- [To do]:
Report how many lines include the word "frac", and nothing besides that number.

-- START Dataset extract --

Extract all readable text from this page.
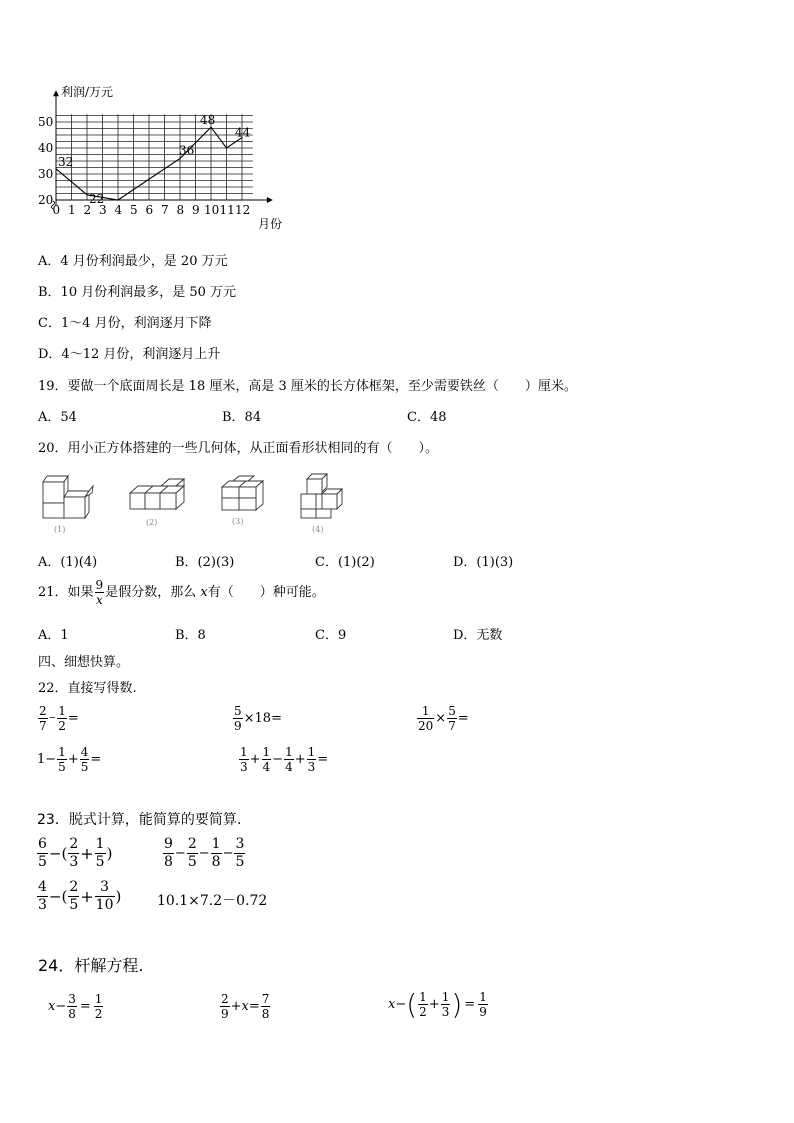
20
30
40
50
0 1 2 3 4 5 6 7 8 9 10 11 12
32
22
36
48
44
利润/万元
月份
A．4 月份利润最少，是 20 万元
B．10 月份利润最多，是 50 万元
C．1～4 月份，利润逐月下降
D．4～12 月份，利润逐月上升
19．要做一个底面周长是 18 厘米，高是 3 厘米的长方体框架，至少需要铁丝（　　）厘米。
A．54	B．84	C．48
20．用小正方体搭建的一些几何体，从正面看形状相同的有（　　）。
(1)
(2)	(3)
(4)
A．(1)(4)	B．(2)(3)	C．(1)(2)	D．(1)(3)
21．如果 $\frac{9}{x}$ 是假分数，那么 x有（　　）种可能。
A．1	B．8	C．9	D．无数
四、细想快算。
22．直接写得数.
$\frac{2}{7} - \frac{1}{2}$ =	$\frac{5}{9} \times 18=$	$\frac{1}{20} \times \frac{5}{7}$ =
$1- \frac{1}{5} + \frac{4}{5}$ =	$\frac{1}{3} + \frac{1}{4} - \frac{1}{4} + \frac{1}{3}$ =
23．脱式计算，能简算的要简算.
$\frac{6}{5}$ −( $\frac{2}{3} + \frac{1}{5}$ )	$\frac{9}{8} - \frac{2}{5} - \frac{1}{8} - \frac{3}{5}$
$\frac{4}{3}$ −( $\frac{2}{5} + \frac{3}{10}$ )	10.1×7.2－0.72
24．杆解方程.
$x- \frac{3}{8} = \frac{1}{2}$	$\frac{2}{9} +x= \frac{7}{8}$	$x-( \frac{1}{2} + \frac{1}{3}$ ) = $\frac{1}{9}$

-- END Dataset extract --

- [Answer to the problem]:
6